What lines of the data hold the string "referencyjnych"? Pull each one out.

- - -

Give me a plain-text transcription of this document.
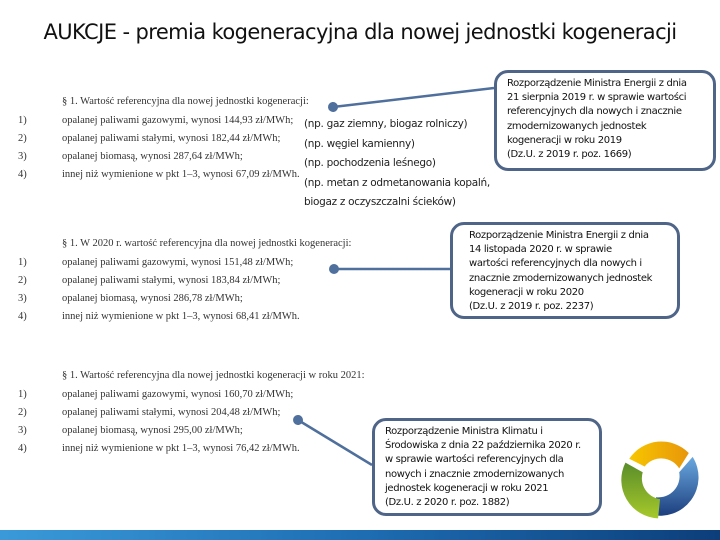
AUKCJE - premia kogeneracyjna dla nowej jednostki kogeneracji
§ 1. Wartość referencyjna dla nowej jednostki kogeneracji:
1)	opalanej paliwami gazowymi, wynosi 144,93 zł/MWh;
2)	opalanej paliwami stałymi, wynosi 182,44 zł/MWh;
3)	opalanej biomasą, wynosi 287,64 zł/MWh;
4)	innej niż wymienione w pkt 1–3, wynosi 67,09 zł/MWh.
(np. gaz ziemny, biogaz rolniczy)
(np. węgiel kamienny)
(np. pochodzenia leśnego)
(np. metan z odmetanowania kopalń,
biogaz z oczyszczalni ścieków)
§ 1. W 2020 r. wartość referencyjna dla nowej jednostki kogeneracji:
1)	opalanej paliwami gazowymi, wynosi 151,48 zł/MWh;
2)	opalanej paliwami stałymi, wynosi 183,84 zł/MWh;
3)	opalanej biomasą, wynosi 286,78 zł/MWh;
4)	innej niż wymienione w pkt 1–3, wynosi 68,41 zł/MWh.
§ 1. Wartość referencyjna dla nowej jednostki kogeneracji w roku 2021:
1)	opalanej paliwami gazowymi, wynosi 160,70 zł/MWh;
2)	opalanej paliwami stałymi, wynosi 204,48 zł/MWh;
3)	opalanej biomasą, wynosi 295,00 zł/MWh;
4)	innej niż wymienione w pkt 1–3, wynosi 76,42 zł/MWh.
Rozporządzenie Ministra Energii z dnia
21 sierpnia 2019 r. w sprawie wartości
referencyjnych dla nowych i znacznie
zmodernizowanych jednostek
kogeneracji w roku 2019
(Dz.U. z 2019 r. poz. 1669)
Rozporządzenie Ministra Energii z dnia
14 listopada 2020 r. w sprawie
wartości referencyjnych dla nowych i
znacznie zmodernizowanych jednostek
kogeneracji w roku 2020
(Dz.U. z 2019 r. poz. 2237)
Rozporządzenie Ministra Klimatu i
Środowiska z dnia 22 października 2020 r.
w sprawie wartości referencyjnych dla
nowych i znacznie zmodernizowanych
jednostek kogeneracji w roku 2021
(Dz.U. z 2020 r. poz. 1882)
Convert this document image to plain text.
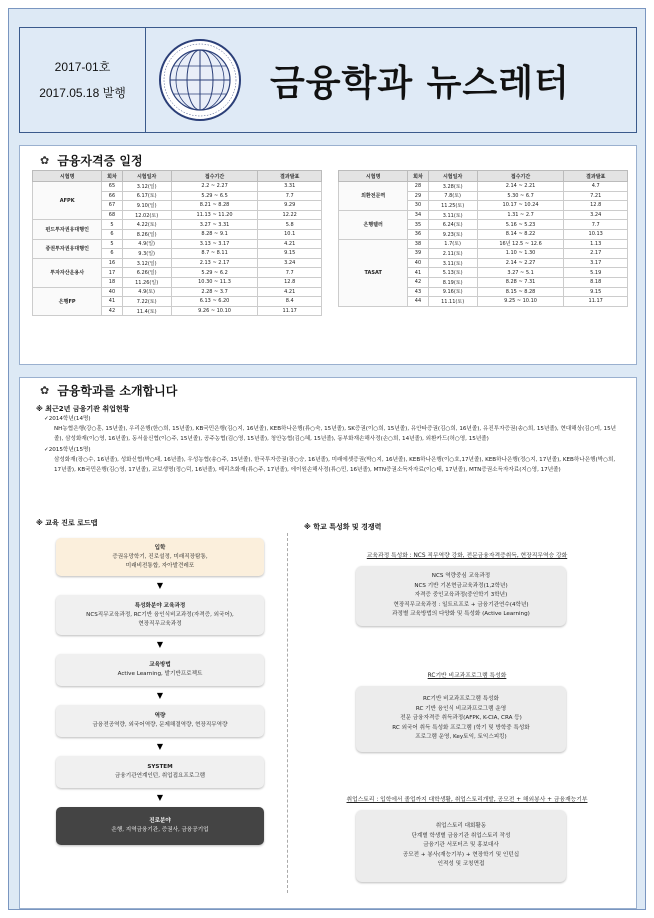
2017-01호
2017.05.18 발행	금융학과 뉴스레터
✿ 금융자격증 일정
시험명	회차	시험일자	접수기간	결과발표
AFPK	65	3.12(일)	2.2 ~ 2.27	3.31
	66	6.17(토)	5.29 ~ 6.5	7.7
	67	9.10(일)	8.21 ~ 8.28	9.29
	68	12.02(토)	11.13 ~ 11.20	12.22
펀드투자권유대행인	5	4.22(토)	3.27 ~ 3.31	5.8
	6	8.26(일)	8.28 ~ 9.1	10.1
증권투자권유대행인	5	4.9(일)	3.13 ~ 3.17	4.21
	6	9.3(일)	8.7 ~ 8.11	9.15
투자자산운용사	16	3.12(일)	2.13 ~ 2.17	3.24
	17	6.26(일)	5.29 ~ 6.2	7.7
	18	11.26(일)	10.30 ~ 11.3	12.8
은행FP	40	4.9(토)	2.28 ~ 3.7	4.21
	41	7.22(토)	6.13 ~ 6.20	8.4
	42	11.4(토)	9.26 ~ 10.10	11.17
시험명	회차	시험일자	접수기간	결과발표
외환전문역	28	3.28(토)	2.14 ~ 2.21	4.7
	29	7.8(토)	5.30 ~ 6.7	7.21
	30	11.25(토)	10.17 ~ 10.24	12.8
은행텔러	34	3.11(토)	1.31 ~ 2.7	3.24
	35	6.24(토)	5.16 ~ 5.23	7.7
	36	9.23(토)	8.14 ~ 8.22	10.13
TASAT	38	1.7(토)	16년 12.5 ~ 12.6	1.13
	39	2.11(토)	1.10 ~ 1.30	2.17
	40	3.11(토)	2.14 ~ 2.27	3.17
	41	5.13(토)	3.27 ~ 5.1	5.19
	42	8.19(토)	8.28 ~ 7.31	8.18
	43	9.16(토)	8.15 ~ 8.28	9.15
	44	11.11(토)	9.25 ~ 10.10	11.17
✿ 금융학과를 소개합니다
※ 최근2년 금융기관 취업현황
✓2014학년(14명)
NH농협은행(강○훈, 15년졸), 우리은행(한○희, 15년졸), KB국민은행(김○지, 16년졸), KEB하나은행(류○숙, 15년졸), SK증권(이○희, 15년졸), 유안타증권(김○희, 16년졸), 유진투자증권(송○희, 15년졸), 현대해상(김○미, 15년졸), 삼성화재(이○영, 16년졸), 동서울신협(이○주, 15년졸), 공주농협(김○영, 15년졸), 청안농협(김○혜, 15년졸), 동부화재손해사정(손○희, 14년졸), 외환카드(허○영, 15년졸)
✓2015학년(15명)
삼성화재(장○수, 16년졸), 성화신협(박○태, 16년졸), 우성농협(송○주, 15년졸), 한국투자증권(장○승, 16년졸), 미래에셋증권(박○지, 16년졸), KEB하나은행(이○호,17년졸), KEB하나은행(정○지, 17년졸), KEB하나은행(박○희, 17년졸), KB국민은행(김○영, 17년졸), 교보생명(정○덕, 16년졸), 메리츠화재(류○주, 17년졸), 에이원손해사정(류○민, 16년졸), MTN증권소득자자료(이○태, 17년졸), MTN증권소득자자료(지○영, 17년졸)
※ 교육 진로 로드맵
입학
증권유망학기, 진로설정, 미래직장탐통,
미래비전통합, 자아발견레포
▼
특성화분야 교육과정
NCS직무교육과정, RC기반 융인식비교과정(자격증, 외국어),
현장직무교육과정
▼
교육방법
Active Learning, 발기반프로젝트
▼
역량
금융전공역량, 외국어역량, 문제해결역량, 현장직무역량
▼
SYSTEM
금융기관연계인턴, 취업접요프로그램
▼
진로분야
은행, 지역금융기관, 증권사, 금융공기업
※ 학교 특성화 및 경쟁력
교육과정 특성화 : NCS 직무역량 강화, 전문금융자격증취득, 현장직무역승 강화
NCS 역량중심 교육과정
NCS 기반 기본현금교육과정(1,2학년)
자격증 중인교육과정(중인학기 3학년)
현장직무교육과정 : 일트르프로 + 금융기관연수(4학년)
과정별 교육방법의 다양화 및 특성화 (Active Learning)
RC기반 비교과프로그램 특성화
RC기반 비교과프로그램 특성화
RC 기반 융인식 비교과프로그램 운영
전문 금융자격증 취득과정(AFPK, K-CIA, CRA 등)
RC 외국어 취득 특성화 프로그램 (학기 및 방학중 특성화
프로그램 운영, Key토익, 토익스피킹)
취업스토리 : 입학에서 졸업까지 대학생활, 취업스토리개발, 공모전 + 해외봉사 + 금융재능기부
취업스토리 대회활동
단계별 학생별 금융기관 취업스토리 작성
금융기관 서포터즈 및 홍보대사
공모전 + 봉사(재능기부) + 현장학기 및 인턴십
인적성 및 코칭면접
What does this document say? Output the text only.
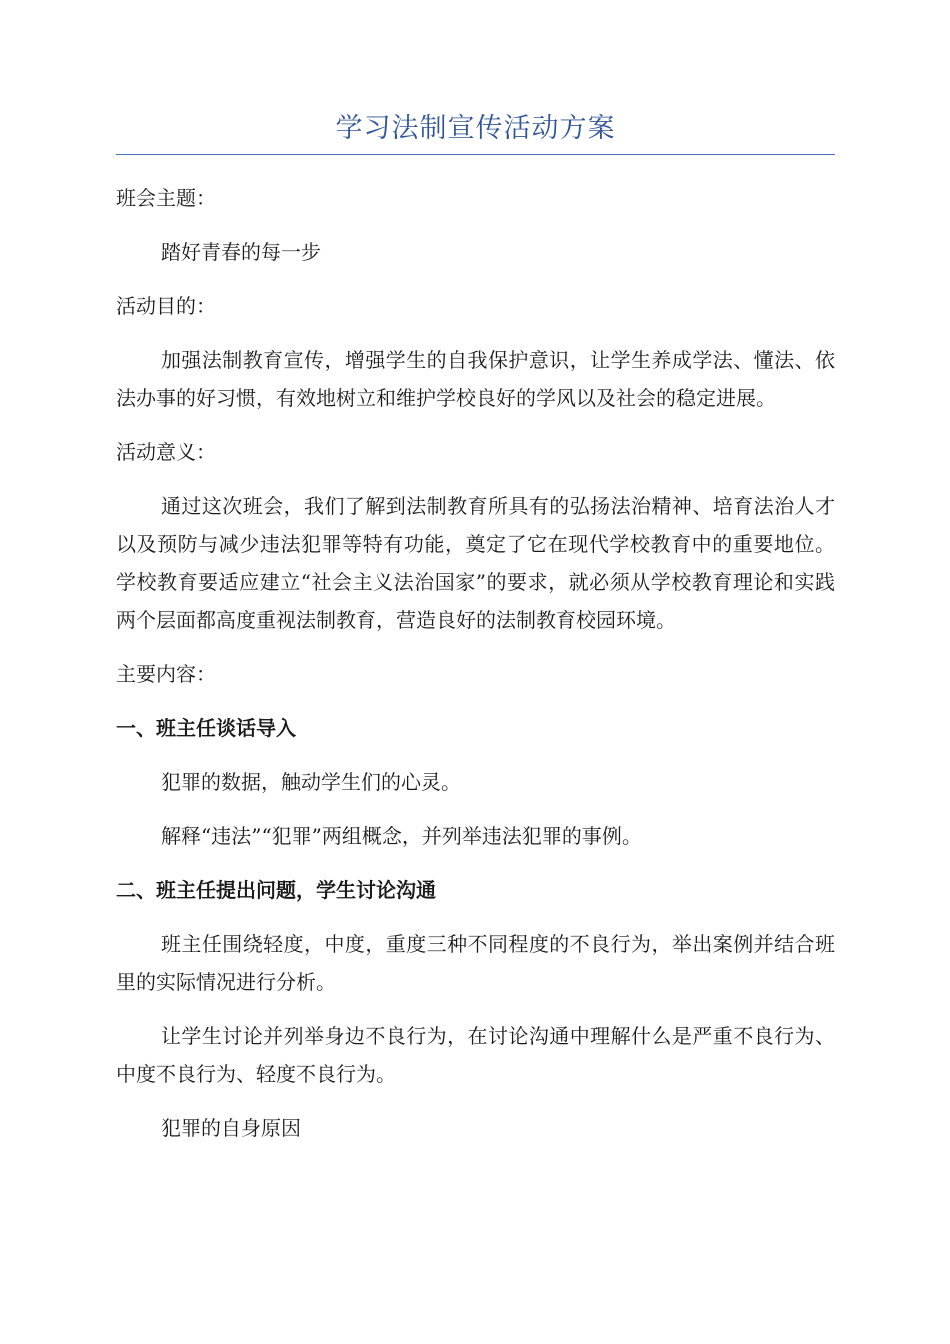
学习法制宣传活动方案

班会主题：

踏好青春的每一步

活动目的：

加强法制教育宣传，增强学生的自我保护意识，让学生养成学法、懂法、依法办事的好习惯，有效地树立和维护学校良好的学风以及社会的稳定进展。

活动意义：

通过这次班会，我们了解到法制教育所具有的弘扬法治精神、培育法治人才以及预防与减少违法犯罪等特有功能，奠定了它在现代学校教育中的重要地位。学校教育要适应建立“社会主义法治国家”的要求，就必须从学校教育理论和实践两个层面都高度重视法制教育，营造良好的法制教育校园环境。

主要内容：

一、班主任谈话导入

犯罪的数据，触动学生们的心灵。

解释“违法”“犯罪”两组概念，并列举违法犯罪的事例。

二、班主任提出问题，学生讨论沟通

班主任围绕轻度，中度，重度三种不同程度的不良行为，举出案例并结合班里的实际情况进行分析。

让学生讨论并列举身边不良行为，在讨论沟通中理解什么是严重不良行为、中度不良行为、轻度不良行为。

犯罪的自身原因
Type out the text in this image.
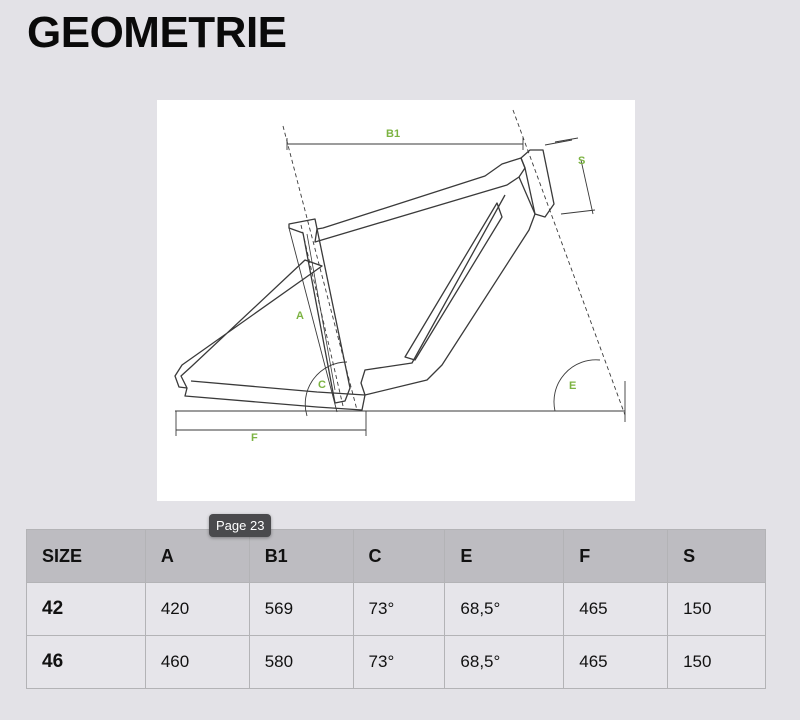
GEOMETRIE
B1
S
A
C	E
F
Page 23
SIZE	A	B1	C	E	F	S
42	420	569	73°	68,5°	465	150
46	460	580	73°	68,5°	465	150
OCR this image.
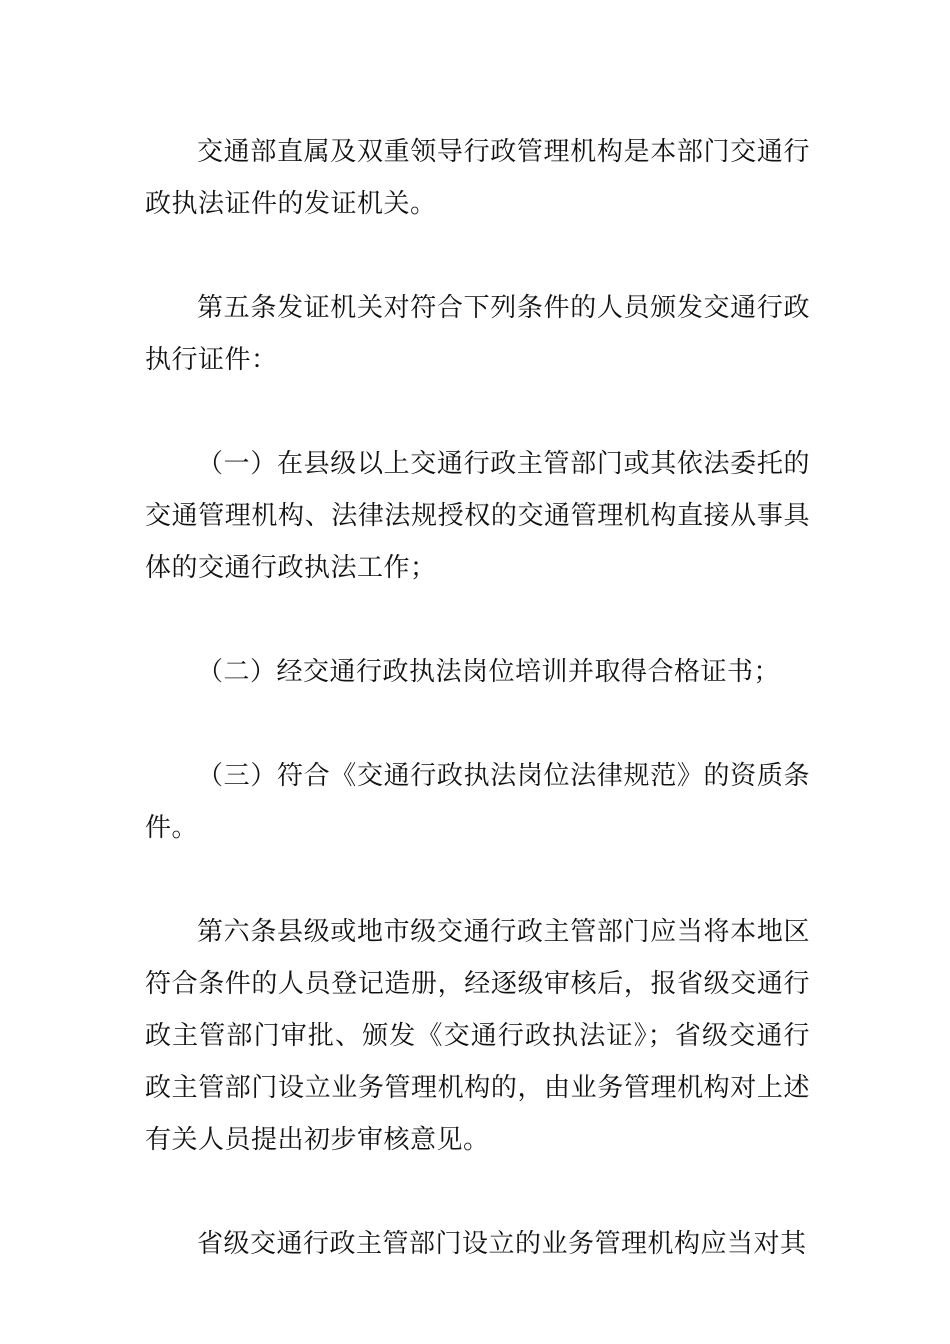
交通部直属及双重领导行政管理机构是本部门交通行政执法证件的发证机关。

第五条发证机关对符合下列条件的人员颁发交通行政执行证件：

（一）在县级以上交通行政主管部门或其依法委托的交通管理机构、法律法规授权的交通管理机构直接从事具体的交通行政执法工作；

（二）经交通行政执法岗位培训并取得合格证书；

（三）符合《交通行政执法岗位法律规范》的资质条件。

第六条县级或地市级交通行政主管部门应当将本地区符合条件的人员登记造册，经逐级审核后，报省级交通行政主管部门审批、颁发《交通行政执法证》；省级交通行政主管部门设立业务管理机构的，由业务管理机构对上述有关人员提出初步审核意见。

省级交通行政主管部门设立的业务管理机构应当对其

- - -

Task response:
referencyjnych dla nowych i znacznie
wartości referencyjnych dla nowych i
w sprawie wartości referencyjnych dla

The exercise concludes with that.